What to work on =>
Scan the data below and pick out the lines containing the word "text".

>> Start Entries provided

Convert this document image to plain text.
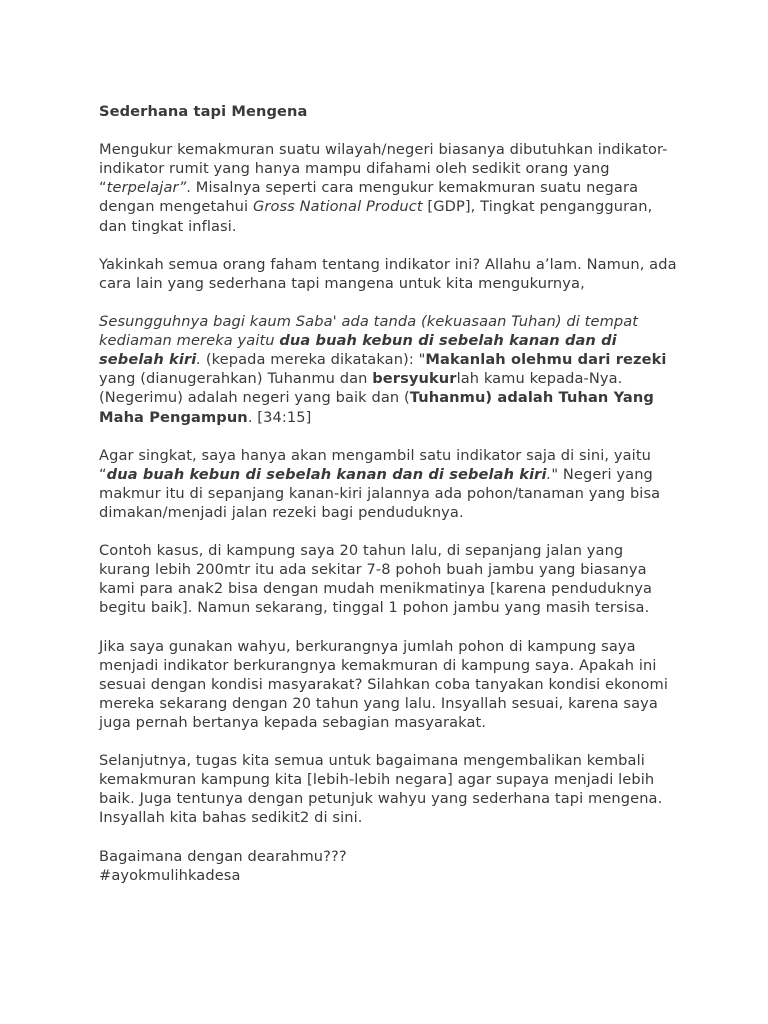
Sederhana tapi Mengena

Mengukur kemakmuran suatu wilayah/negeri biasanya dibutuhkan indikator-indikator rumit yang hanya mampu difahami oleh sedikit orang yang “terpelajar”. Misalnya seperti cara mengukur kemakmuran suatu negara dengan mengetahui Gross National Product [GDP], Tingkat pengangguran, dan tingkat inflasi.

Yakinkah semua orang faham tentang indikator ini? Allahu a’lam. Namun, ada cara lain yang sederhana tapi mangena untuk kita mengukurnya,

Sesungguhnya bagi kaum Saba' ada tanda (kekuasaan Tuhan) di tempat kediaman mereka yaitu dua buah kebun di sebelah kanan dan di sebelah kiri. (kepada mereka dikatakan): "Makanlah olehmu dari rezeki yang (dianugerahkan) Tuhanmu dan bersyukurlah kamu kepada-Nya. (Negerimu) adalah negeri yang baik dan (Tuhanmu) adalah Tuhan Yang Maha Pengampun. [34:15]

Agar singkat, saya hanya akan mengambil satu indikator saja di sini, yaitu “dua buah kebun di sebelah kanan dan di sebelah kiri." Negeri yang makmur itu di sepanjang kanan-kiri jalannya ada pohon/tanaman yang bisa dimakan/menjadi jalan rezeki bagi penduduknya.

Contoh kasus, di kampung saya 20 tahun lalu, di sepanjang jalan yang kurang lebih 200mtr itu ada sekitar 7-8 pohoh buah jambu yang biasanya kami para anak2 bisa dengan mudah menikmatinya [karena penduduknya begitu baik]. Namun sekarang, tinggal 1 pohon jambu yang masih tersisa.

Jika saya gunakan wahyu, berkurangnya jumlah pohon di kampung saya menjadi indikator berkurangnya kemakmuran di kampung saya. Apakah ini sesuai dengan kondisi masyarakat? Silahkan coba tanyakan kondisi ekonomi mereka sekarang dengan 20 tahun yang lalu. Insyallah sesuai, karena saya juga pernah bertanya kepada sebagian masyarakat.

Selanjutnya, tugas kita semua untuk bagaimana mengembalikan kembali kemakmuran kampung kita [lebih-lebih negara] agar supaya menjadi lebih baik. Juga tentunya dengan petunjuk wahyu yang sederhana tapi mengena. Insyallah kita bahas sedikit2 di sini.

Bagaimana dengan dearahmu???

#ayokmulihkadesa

>> End Entries provided
>> Start Entries provided

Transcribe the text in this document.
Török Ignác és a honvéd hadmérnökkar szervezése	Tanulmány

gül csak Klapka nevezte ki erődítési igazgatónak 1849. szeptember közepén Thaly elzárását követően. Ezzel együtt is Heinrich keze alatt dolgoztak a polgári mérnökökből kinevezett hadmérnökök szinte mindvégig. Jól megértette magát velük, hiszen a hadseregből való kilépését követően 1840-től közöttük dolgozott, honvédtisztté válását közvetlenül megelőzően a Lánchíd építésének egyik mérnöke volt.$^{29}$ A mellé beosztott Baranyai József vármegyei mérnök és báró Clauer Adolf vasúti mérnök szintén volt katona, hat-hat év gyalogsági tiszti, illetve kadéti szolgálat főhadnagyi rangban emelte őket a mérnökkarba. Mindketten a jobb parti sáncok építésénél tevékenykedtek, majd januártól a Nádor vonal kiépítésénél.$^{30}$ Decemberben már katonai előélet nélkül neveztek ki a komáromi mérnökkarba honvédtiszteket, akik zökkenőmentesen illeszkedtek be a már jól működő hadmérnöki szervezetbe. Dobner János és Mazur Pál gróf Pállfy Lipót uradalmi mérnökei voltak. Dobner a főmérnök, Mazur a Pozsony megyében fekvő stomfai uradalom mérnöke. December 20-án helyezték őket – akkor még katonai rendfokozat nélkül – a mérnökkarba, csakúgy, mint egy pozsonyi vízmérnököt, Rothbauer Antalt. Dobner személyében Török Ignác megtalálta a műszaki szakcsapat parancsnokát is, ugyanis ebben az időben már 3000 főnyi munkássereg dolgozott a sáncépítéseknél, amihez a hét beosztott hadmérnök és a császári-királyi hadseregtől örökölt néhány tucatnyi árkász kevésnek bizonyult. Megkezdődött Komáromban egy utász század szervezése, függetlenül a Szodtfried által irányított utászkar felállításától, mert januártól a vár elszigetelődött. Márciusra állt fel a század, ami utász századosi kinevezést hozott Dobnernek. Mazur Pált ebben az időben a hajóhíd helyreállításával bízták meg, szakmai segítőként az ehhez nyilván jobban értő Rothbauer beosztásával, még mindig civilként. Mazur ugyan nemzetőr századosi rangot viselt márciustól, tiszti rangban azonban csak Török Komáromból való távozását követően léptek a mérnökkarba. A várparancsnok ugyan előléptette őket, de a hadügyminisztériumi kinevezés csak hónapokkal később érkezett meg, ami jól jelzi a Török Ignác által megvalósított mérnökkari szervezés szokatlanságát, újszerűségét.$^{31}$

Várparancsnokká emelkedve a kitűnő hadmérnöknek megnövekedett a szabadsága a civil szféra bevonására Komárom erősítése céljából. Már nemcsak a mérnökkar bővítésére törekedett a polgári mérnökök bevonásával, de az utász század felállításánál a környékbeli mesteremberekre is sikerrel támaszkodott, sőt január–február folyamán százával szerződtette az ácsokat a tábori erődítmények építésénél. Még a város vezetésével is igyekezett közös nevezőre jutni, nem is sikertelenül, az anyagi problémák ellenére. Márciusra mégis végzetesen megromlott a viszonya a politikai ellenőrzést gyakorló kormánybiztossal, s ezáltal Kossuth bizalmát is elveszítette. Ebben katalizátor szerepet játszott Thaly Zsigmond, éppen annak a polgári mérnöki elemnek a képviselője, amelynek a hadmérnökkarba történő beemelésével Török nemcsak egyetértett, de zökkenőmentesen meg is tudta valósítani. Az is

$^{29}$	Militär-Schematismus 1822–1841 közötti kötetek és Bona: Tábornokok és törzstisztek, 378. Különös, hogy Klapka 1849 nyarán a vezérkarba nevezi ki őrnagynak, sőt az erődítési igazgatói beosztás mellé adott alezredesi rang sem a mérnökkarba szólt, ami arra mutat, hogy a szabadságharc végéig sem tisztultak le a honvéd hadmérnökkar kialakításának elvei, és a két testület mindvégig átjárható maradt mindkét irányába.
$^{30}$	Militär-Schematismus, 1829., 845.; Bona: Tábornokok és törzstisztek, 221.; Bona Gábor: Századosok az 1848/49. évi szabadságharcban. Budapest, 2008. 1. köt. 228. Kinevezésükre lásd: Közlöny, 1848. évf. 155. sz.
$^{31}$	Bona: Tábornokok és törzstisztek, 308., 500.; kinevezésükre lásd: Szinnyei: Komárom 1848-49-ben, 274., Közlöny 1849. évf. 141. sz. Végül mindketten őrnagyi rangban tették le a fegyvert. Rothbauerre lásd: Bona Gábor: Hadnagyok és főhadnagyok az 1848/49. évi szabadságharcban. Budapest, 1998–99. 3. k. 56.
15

>> End Entries provided

Solution to this task =>
Convert this document image to plain text.
Transcribe the text in this document.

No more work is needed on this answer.